* **Available data**:
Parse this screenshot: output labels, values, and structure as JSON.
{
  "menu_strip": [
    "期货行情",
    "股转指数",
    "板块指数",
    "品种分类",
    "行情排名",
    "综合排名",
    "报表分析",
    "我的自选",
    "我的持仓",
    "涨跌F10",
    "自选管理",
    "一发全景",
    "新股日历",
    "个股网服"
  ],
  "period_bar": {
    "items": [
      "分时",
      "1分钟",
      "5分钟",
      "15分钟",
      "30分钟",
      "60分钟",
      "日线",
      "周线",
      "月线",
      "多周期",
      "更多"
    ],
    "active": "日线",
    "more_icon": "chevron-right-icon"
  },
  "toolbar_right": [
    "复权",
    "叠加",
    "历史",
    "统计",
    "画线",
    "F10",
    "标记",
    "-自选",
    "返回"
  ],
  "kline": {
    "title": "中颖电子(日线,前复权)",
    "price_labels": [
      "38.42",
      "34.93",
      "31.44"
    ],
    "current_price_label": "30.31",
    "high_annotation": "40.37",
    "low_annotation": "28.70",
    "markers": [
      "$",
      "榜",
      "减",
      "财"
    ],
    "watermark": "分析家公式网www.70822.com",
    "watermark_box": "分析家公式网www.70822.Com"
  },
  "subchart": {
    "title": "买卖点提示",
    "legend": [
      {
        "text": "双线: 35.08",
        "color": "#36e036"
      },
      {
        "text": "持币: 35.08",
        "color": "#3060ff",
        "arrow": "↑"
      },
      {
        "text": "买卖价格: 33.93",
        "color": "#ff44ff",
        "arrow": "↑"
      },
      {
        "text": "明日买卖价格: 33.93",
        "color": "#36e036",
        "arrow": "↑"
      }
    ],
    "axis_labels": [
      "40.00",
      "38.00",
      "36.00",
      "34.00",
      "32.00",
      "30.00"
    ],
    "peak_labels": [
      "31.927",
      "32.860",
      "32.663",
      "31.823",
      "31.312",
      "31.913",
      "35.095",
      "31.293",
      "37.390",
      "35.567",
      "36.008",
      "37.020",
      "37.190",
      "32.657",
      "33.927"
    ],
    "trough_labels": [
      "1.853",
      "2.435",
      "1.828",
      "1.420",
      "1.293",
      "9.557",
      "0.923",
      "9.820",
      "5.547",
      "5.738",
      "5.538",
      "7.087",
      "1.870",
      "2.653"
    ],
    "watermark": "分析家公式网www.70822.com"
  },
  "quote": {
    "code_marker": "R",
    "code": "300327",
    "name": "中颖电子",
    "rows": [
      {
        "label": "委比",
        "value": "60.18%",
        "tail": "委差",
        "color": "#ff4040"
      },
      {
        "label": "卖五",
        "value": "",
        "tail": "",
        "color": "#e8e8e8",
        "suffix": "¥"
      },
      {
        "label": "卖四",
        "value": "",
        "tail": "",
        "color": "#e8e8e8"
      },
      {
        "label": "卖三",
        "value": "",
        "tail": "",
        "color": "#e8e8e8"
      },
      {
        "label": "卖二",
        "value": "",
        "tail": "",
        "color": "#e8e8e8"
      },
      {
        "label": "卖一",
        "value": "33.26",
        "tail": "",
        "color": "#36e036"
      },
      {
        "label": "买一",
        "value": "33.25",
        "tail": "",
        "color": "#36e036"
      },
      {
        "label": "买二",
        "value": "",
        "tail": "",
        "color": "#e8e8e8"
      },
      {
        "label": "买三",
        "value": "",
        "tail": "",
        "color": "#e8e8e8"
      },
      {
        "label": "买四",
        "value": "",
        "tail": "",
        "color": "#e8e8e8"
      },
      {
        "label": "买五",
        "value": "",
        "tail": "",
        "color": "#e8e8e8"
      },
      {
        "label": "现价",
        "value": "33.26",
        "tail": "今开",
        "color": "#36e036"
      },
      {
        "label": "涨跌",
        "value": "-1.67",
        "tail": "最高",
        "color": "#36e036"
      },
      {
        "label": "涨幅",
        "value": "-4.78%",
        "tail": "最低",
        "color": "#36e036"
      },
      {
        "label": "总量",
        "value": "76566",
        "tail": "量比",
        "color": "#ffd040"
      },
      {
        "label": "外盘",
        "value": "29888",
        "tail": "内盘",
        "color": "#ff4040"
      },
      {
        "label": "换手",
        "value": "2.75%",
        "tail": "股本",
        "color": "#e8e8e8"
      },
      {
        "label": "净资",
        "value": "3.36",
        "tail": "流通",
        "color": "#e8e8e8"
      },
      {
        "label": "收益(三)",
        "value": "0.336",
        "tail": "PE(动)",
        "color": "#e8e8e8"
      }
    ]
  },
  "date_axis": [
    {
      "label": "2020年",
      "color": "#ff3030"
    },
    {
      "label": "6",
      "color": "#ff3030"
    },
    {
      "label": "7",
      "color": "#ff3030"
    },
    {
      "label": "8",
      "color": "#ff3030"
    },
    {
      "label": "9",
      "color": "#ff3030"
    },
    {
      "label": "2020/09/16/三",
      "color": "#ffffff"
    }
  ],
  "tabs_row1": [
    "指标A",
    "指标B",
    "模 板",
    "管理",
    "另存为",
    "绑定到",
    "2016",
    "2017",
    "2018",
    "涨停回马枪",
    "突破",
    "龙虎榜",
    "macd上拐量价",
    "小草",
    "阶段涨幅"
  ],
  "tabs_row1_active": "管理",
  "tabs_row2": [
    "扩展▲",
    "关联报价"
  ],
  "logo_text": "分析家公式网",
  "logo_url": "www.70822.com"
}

* **Goal**: Search the data above for the string "分析家公式网www" and copy each line that has it.

* **Solution below**:
    "watermark": "分析家公式网www.70822.com",
    "watermark_box": "分析家公式网www.70822.Com"
    "watermark": "分析家公式网www.70822.com"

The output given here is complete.